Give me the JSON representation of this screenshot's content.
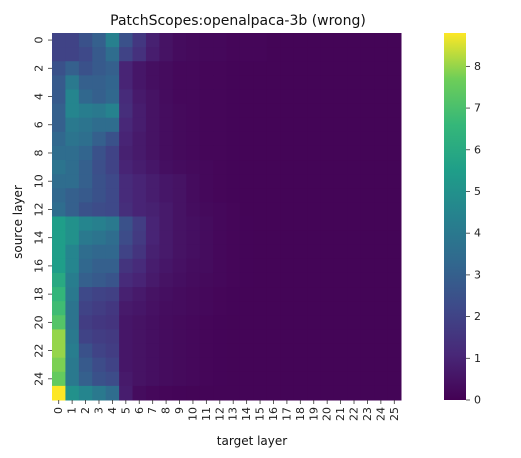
{
  "chart_data": {
    "type": "heatmap",
    "title": "PatchScopes:openalpaca-3b (wrong)",
    "xlabel": "target layer",
    "ylabel": "source layer",
    "x_tick_labels": [
      "0",
      "1",
      "2",
      "3",
      "4",
      "5",
      "6",
      "7",
      "8",
      "9",
      "10",
      "11",
      "12",
      "13",
      "14",
      "15",
      "16",
      "17",
      "18",
      "19",
      "20",
      "21",
      "22",
      "23",
      "24",
      "25"
    ],
    "y_tick_labels": [
      "0",
      "2",
      "4",
      "6",
      "8",
      "10",
      "12",
      "14",
      "16",
      "18",
      "20",
      "22",
      "24"
    ],
    "colorbar_ticks": [
      "0",
      "1",
      "2",
      "3",
      "4",
      "5",
      "6",
      "7",
      "8"
    ],
    "vmin": 0,
    "vmax": 8.8,
    "colormap": "viridis",
    "rows": 26,
    "cols": 26,
    "values": [
      [
        2.0,
        2.0,
        2.5,
        3.0,
        4.3,
        2.5,
        1.6,
        0.9,
        0.5,
        0.3,
        0.25,
        0.2,
        0.2,
        0.15,
        0.15,
        0.15,
        0.1,
        0.1,
        0.1,
        0.1,
        0.1,
        0.1,
        0.1,
        0.1,
        0.1,
        0.1
      ],
      [
        2.0,
        2.0,
        2.2,
        2.8,
        3.5,
        2.0,
        1.4,
        0.8,
        0.5,
        0.3,
        0.25,
        0.2,
        0.2,
        0.15,
        0.15,
        0.15,
        0.1,
        0.1,
        0.1,
        0.1,
        0.1,
        0.1,
        0.1,
        0.1,
        0.1,
        0.1
      ],
      [
        2.5,
        3.0,
        2.5,
        2.8,
        3.0,
        1.0,
        0.6,
        0.4,
        0.3,
        0.2,
        0.2,
        0.15,
        0.15,
        0.12,
        0.1,
        0.1,
        0.1,
        0.1,
        0.1,
        0.1,
        0.1,
        0.1,
        0.1,
        0.1,
        0.1,
        0.1
      ],
      [
        2.8,
        4.0,
        3.0,
        3.0,
        3.2,
        1.0,
        0.6,
        0.4,
        0.3,
        0.2,
        0.2,
        0.15,
        0.15,
        0.12,
        0.1,
        0.1,
        0.1,
        0.1,
        0.1,
        0.1,
        0.1,
        0.1,
        0.1,
        0.1,
        0.1,
        0.1
      ],
      [
        2.8,
        4.5,
        3.3,
        3.0,
        3.3,
        1.2,
        0.7,
        0.5,
        0.3,
        0.2,
        0.2,
        0.15,
        0.15,
        0.12,
        0.1,
        0.1,
        0.1,
        0.1,
        0.1,
        0.1,
        0.1,
        0.1,
        0.1,
        0.1,
        0.1,
        0.1
      ],
      [
        3.0,
        4.5,
        4.2,
        4.0,
        4.4,
        1.3,
        0.8,
        0.5,
        0.35,
        0.25,
        0.2,
        0.15,
        0.15,
        0.12,
        0.1,
        0.1,
        0.1,
        0.1,
        0.1,
        0.1,
        0.1,
        0.1,
        0.1,
        0.1,
        0.1,
        0.1
      ],
      [
        3.0,
        4.0,
        3.8,
        3.5,
        3.5,
        1.1,
        0.8,
        0.5,
        0.35,
        0.25,
        0.2,
        0.15,
        0.15,
        0.12,
        0.1,
        0.1,
        0.1,
        0.1,
        0.1,
        0.1,
        0.1,
        0.1,
        0.1,
        0.1,
        0.1,
        0.1
      ],
      [
        3.3,
        3.8,
        3.6,
        3.0,
        2.5,
        1.0,
        0.7,
        0.5,
        0.35,
        0.25,
        0.2,
        0.15,
        0.15,
        0.12,
        0.1,
        0.1,
        0.1,
        0.1,
        0.1,
        0.1,
        0.1,
        0.1,
        0.1,
        0.1,
        0.1,
        0.1
      ],
      [
        3.5,
        3.5,
        3.2,
        2.5,
        2.0,
        0.9,
        0.7,
        0.5,
        0.35,
        0.25,
        0.2,
        0.15,
        0.15,
        0.12,
        0.1,
        0.1,
        0.1,
        0.1,
        0.1,
        0.1,
        0.1,
        0.1,
        0.1,
        0.1,
        0.1,
        0.1
      ],
      [
        3.8,
        3.5,
        3.0,
        2.4,
        2.0,
        1.0,
        0.8,
        0.6,
        0.4,
        0.3,
        0.25,
        0.2,
        0.15,
        0.12,
        0.1,
        0.1,
        0.1,
        0.1,
        0.1,
        0.1,
        0.1,
        0.1,
        0.1,
        0.1,
        0.1,
        0.1
      ],
      [
        3.5,
        3.5,
        3.0,
        2.5,
        2.2,
        1.2,
        1.0,
        0.8,
        0.6,
        0.5,
        0.3,
        0.2,
        0.15,
        0.12,
        0.1,
        0.1,
        0.1,
        0.1,
        0.1,
        0.1,
        0.1,
        0.1,
        0.1,
        0.1,
        0.1,
        0.1
      ],
      [
        3.3,
        3.0,
        2.8,
        2.5,
        2.2,
        1.2,
        1.0,
        0.8,
        0.6,
        0.5,
        0.3,
        0.2,
        0.15,
        0.12,
        0.1,
        0.1,
        0.1,
        0.1,
        0.1,
        0.1,
        0.1,
        0.1,
        0.1,
        0.1,
        0.1,
        0.1
      ],
      [
        3.5,
        3.0,
        2.5,
        2.3,
        2.2,
        1.3,
        1.0,
        0.9,
        0.7,
        0.5,
        0.35,
        0.25,
        0.2,
        0.15,
        0.1,
        0.1,
        0.1,
        0.1,
        0.1,
        0.1,
        0.1,
        0.1,
        0.1,
        0.1,
        0.1,
        0.1
      ],
      [
        5.5,
        5.0,
        4.5,
        4.3,
        4.0,
        2.5,
        1.8,
        1.0,
        0.7,
        0.5,
        0.4,
        0.3,
        0.2,
        0.15,
        0.12,
        0.1,
        0.1,
        0.1,
        0.1,
        0.1,
        0.1,
        0.1,
        0.1,
        0.1,
        0.1,
        0.1
      ],
      [
        5.5,
        5.0,
        4.0,
        3.8,
        3.5,
        2.3,
        1.7,
        1.0,
        0.7,
        0.5,
        0.4,
        0.3,
        0.2,
        0.15,
        0.12,
        0.1,
        0.1,
        0.1,
        0.1,
        0.1,
        0.1,
        0.1,
        0.1,
        0.1,
        0.1,
        0.1
      ],
      [
        5.5,
        4.5,
        3.5,
        3.3,
        3.3,
        2.0,
        1.5,
        0.9,
        0.7,
        0.5,
        0.4,
        0.3,
        0.2,
        0.15,
        0.12,
        0.1,
        0.1,
        0.1,
        0.1,
        0.1,
        0.1,
        0.1,
        0.1,
        0.1,
        0.1,
        0.1
      ],
      [
        5.5,
        4.5,
        3.3,
        3.0,
        3.0,
        1.5,
        1.2,
        0.8,
        0.6,
        0.45,
        0.35,
        0.3,
        0.2,
        0.15,
        0.12,
        0.1,
        0.1,
        0.1,
        0.1,
        0.1,
        0.1,
        0.1,
        0.1,
        0.1,
        0.1,
        0.1
      ],
      [
        6.0,
        4.2,
        3.0,
        2.8,
        2.6,
        1.2,
        1.0,
        0.7,
        0.5,
        0.4,
        0.3,
        0.25,
        0.2,
        0.15,
        0.12,
        0.1,
        0.1,
        0.1,
        0.1,
        0.1,
        0.1,
        0.1,
        0.1,
        0.1,
        0.1,
        0.1
      ],
      [
        6.5,
        4.0,
        2.2,
        2.0,
        1.9,
        0.9,
        0.7,
        0.5,
        0.4,
        0.3,
        0.25,
        0.2,
        0.15,
        0.12,
        0.1,
        0.1,
        0.1,
        0.1,
        0.1,
        0.1,
        0.1,
        0.1,
        0.1,
        0.1,
        0.1,
        0.1
      ],
      [
        6.8,
        3.8,
        2.0,
        1.8,
        1.6,
        0.7,
        0.6,
        0.45,
        0.35,
        0.3,
        0.25,
        0.2,
        0.15,
        0.12,
        0.1,
        0.1,
        0.1,
        0.1,
        0.1,
        0.1,
        0.1,
        0.1,
        0.1,
        0.1,
        0.1,
        0.1
      ],
      [
        7.2,
        3.8,
        1.8,
        1.6,
        1.5,
        0.6,
        0.5,
        0.4,
        0.3,
        0.25,
        0.2,
        0.15,
        0.12,
        0.1,
        0.1,
        0.1,
        0.1,
        0.1,
        0.1,
        0.1,
        0.1,
        0.1,
        0.1,
        0.1,
        0.1,
        0.1
      ],
      [
        8.0,
        4.0,
        2.0,
        1.8,
        1.7,
        0.6,
        0.5,
        0.4,
        0.3,
        0.25,
        0.2,
        0.15,
        0.12,
        0.1,
        0.1,
        0.1,
        0.1,
        0.1,
        0.1,
        0.1,
        0.1,
        0.1,
        0.1,
        0.1,
        0.1,
        0.1
      ],
      [
        8.0,
        4.2,
        2.5,
        2.0,
        1.8,
        0.6,
        0.5,
        0.4,
        0.3,
        0.25,
        0.2,
        0.15,
        0.12,
        0.1,
        0.1,
        0.1,
        0.1,
        0.1,
        0.1,
        0.1,
        0.1,
        0.1,
        0.1,
        0.1,
        0.1,
        0.1
      ],
      [
        7.8,
        4.0,
        2.8,
        2.3,
        2.0,
        0.6,
        0.5,
        0.4,
        0.3,
        0.25,
        0.2,
        0.15,
        0.12,
        0.1,
        0.1,
        0.1,
        0.1,
        0.1,
        0.1,
        0.1,
        0.1,
        0.1,
        0.1,
        0.1,
        0.1,
        0.1
      ],
      [
        7.5,
        4.0,
        3.0,
        2.5,
        2.3,
        0.7,
        0.5,
        0.4,
        0.3,
        0.25,
        0.2,
        0.15,
        0.12,
        0.1,
        0.1,
        0.1,
        0.1,
        0.1,
        0.1,
        0.1,
        0.1,
        0.1,
        0.1,
        0.1,
        0.1,
        0.1
      ],
      [
        8.8,
        5.0,
        4.5,
        4.0,
        3.5,
        0.8,
        0.3,
        0.2,
        0.15,
        0.12,
        0.1,
        0.1,
        0.1,
        0.1,
        0.1,
        0.1,
        0.1,
        0.1,
        0.1,
        0.1,
        0.1,
        0.1,
        0.1,
        0.1,
        0.1,
        0.1
      ]
    ]
  }
}
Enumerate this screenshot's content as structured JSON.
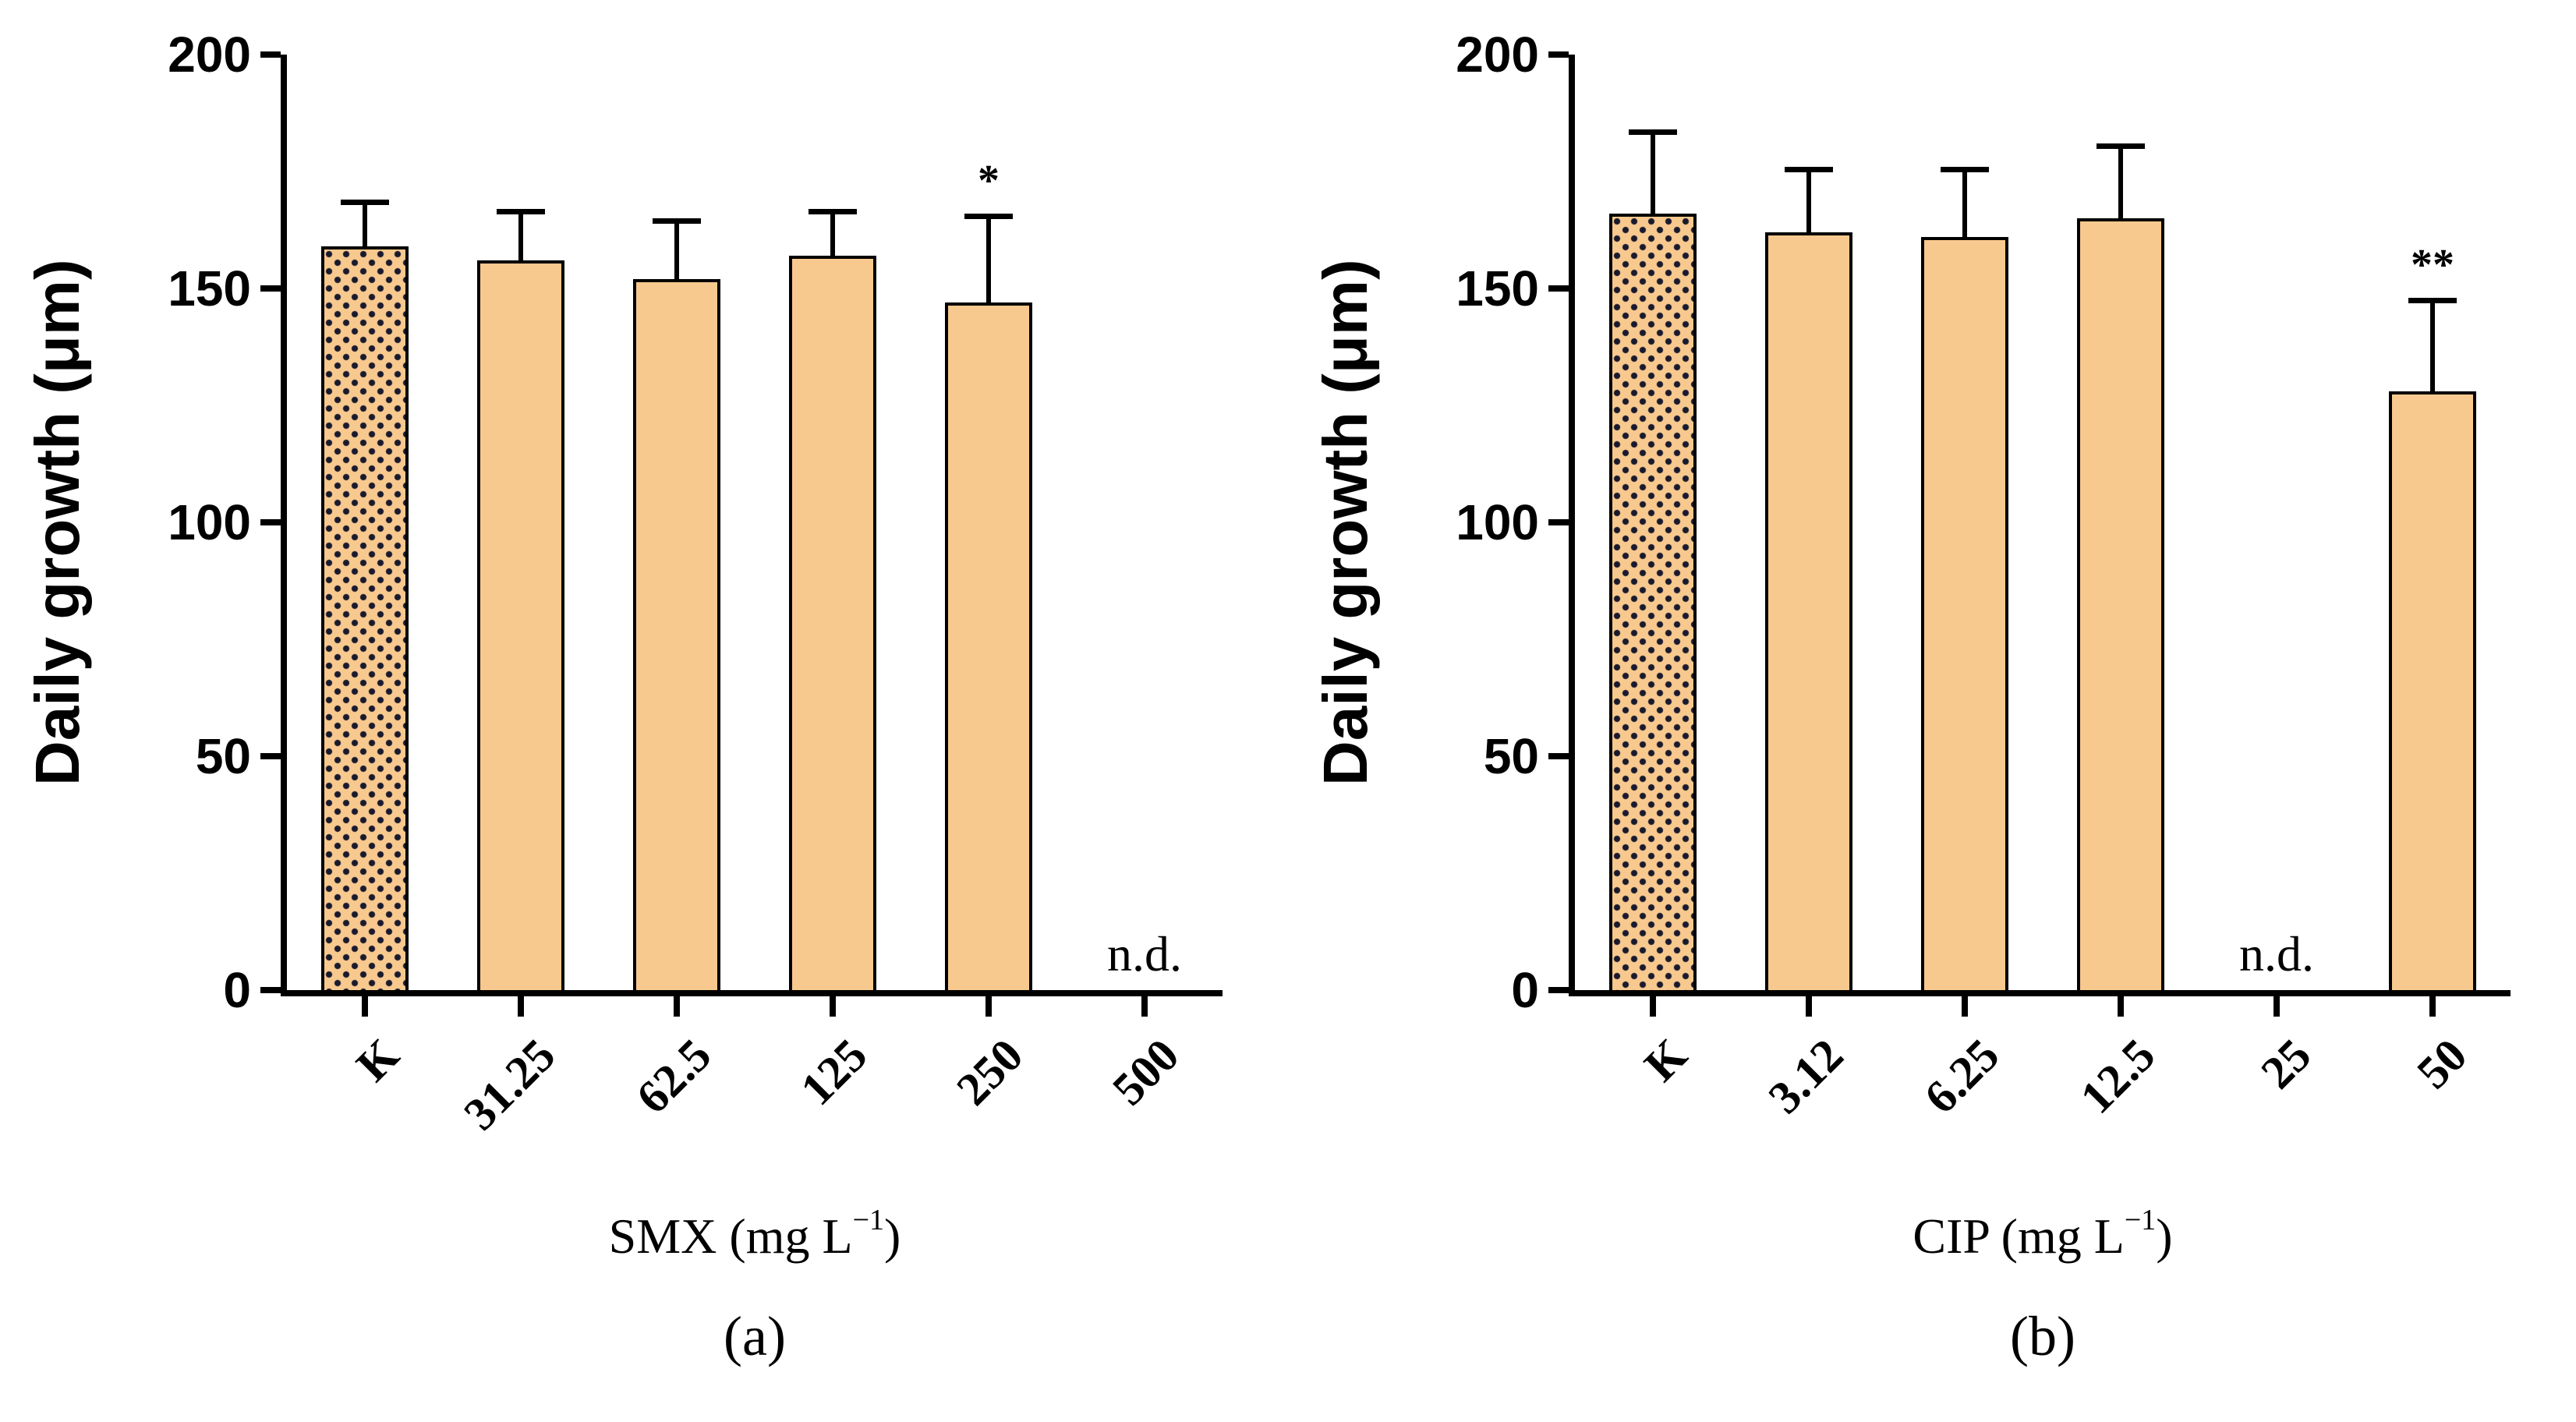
{
  "figure": {
    "background": "#ffffff",
    "axis_color": "#000000",
    "bar_fill": "#f8c98e",
    "error_bar_color": "#000000",
    "panel_count": 2
  },
  "chart_data": [
    {
      "type": "bar",
      "panel_label": "(a)",
      "title": "",
      "xlabel": "SMX (mg L⁻¹)",
      "ylabel": "Daily growth (μm)",
      "ylim": [
        0,
        200
      ],
      "yticks": [
        0,
        50,
        100,
        150,
        200
      ],
      "categories": [
        "K",
        "31.25",
        "62.5",
        "125",
        "250",
        "500"
      ],
      "values": [
        159,
        156,
        152,
        157,
        147,
        null
      ],
      "errors": [
        10,
        11,
        13,
        10,
        19,
        null
      ],
      "bar_styles": [
        "dotted",
        "solid",
        "solid",
        "solid",
        "solid",
        "solid"
      ],
      "annotations": [
        "",
        "",
        "",
        "",
        "*",
        ""
      ],
      "missing_label": "n.d.",
      "grid": false,
      "legend": null
    },
    {
      "type": "bar",
      "panel_label": "(b)",
      "title": "",
      "xlabel": "CIP (mg L⁻¹)",
      "ylabel": "Daily growth (μm)",
      "ylim": [
        0,
        200
      ],
      "yticks": [
        0,
        50,
        100,
        150,
        200
      ],
      "categories": [
        "K",
        "3.12",
        "6.25",
        "12.5",
        "25",
        "50"
      ],
      "values": [
        166,
        162,
        161,
        165,
        null,
        128
      ],
      "errors": [
        18,
        14,
        15,
        16,
        null,
        20
      ],
      "bar_styles": [
        "dotted",
        "solid",
        "solid",
        "solid",
        "solid",
        "solid"
      ],
      "annotations": [
        "",
        "",
        "",
        "",
        "",
        "**"
      ],
      "missing_label": "n.d.",
      "grid": false,
      "legend": null
    }
  ]
}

_ _ _ _

## EXERCISE INSTRUCTIONS
Using the records above, list each line that includes "JSON".

## TASK RESPONSE
Give me the JSON representation of this screenshot's content.
Enumerate this screenshot's content as structured JSON.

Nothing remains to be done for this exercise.